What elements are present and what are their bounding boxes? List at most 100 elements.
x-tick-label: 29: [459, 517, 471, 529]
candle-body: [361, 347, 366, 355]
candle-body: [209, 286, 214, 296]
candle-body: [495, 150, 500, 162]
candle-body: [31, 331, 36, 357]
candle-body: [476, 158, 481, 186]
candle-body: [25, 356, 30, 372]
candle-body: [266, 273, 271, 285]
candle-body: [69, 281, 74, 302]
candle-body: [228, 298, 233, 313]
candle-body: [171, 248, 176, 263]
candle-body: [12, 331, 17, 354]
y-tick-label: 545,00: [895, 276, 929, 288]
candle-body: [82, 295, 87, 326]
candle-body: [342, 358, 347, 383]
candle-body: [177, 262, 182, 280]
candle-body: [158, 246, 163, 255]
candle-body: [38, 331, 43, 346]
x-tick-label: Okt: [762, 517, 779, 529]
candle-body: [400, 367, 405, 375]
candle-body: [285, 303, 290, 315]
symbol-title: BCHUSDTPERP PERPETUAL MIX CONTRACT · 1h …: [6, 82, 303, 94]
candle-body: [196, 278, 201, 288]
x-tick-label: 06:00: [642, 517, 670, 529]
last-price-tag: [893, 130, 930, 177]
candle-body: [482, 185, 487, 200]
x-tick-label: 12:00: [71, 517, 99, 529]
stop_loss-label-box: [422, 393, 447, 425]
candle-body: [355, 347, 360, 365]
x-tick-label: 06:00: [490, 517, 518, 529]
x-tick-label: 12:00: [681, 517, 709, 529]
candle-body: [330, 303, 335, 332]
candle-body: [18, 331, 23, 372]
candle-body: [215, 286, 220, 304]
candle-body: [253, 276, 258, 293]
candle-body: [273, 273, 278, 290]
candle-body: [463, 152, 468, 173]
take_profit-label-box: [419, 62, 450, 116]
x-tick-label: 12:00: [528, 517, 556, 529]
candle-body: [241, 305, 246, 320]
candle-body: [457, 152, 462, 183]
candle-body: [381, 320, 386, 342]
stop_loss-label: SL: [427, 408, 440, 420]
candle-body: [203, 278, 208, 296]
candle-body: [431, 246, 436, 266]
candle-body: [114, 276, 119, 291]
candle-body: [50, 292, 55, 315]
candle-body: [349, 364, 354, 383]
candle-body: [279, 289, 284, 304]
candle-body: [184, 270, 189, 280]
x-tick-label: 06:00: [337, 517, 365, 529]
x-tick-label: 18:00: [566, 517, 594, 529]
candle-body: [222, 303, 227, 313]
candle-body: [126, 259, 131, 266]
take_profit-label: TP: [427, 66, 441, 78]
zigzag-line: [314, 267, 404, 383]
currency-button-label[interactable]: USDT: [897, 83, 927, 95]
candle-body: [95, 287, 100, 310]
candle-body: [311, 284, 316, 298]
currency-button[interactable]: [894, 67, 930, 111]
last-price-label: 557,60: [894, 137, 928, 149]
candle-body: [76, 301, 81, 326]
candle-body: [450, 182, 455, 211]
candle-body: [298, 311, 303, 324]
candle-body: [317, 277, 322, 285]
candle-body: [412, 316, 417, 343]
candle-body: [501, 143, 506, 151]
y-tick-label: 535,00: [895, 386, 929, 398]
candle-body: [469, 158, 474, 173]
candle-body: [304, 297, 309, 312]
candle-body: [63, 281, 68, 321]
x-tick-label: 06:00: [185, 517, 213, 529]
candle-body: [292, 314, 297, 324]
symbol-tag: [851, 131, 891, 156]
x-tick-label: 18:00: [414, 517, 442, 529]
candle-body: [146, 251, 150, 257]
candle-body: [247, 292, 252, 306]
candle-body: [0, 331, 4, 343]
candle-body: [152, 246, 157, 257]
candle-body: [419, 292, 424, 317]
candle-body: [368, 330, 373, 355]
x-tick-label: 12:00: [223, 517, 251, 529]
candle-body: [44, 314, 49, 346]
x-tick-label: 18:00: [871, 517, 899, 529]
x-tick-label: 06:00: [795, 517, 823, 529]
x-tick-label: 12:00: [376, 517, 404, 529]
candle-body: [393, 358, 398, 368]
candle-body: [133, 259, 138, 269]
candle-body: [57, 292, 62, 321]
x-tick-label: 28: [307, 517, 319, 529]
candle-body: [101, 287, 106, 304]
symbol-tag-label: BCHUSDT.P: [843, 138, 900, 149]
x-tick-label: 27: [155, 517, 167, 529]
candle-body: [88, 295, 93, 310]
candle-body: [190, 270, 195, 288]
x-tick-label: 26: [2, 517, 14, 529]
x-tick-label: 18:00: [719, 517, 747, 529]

————————

Request — Arrange the rows as a numbered list, starting with the first row and ending with the row that contains "candle-body: [177, 262, 182, 280]". Leave out any blank lines.

Answer to the problem —
1. What elements are present and what are their bounding boxes? List at most 100 elements.
2. x-tick-label: 29: [459, 517, 471, 529]
3. candle-body: [361, 347, 366, 355]
4. candle-body: [209, 286, 214, 296]
5. candle-body: [495, 150, 500, 162]
6. candle-body: [31, 331, 36, 357]
7. candle-body: [476, 158, 481, 186]
8. candle-body: [25, 356, 30, 372]
9. candle-body: [266, 273, 271, 285]
10. candle-body: [69, 281, 74, 302]
11. candle-body: [228, 298, 233, 313]
12. candle-body: [171, 248, 176, 263]
13. candle-body: [12, 331, 17, 354]
14. y-tick-label: 545,00: [895, 276, 929, 288]
15. candle-body: [82, 295, 87, 326]
16. candle-body: [342, 358, 347, 383]
17. candle-body: [177, 262, 182, 280]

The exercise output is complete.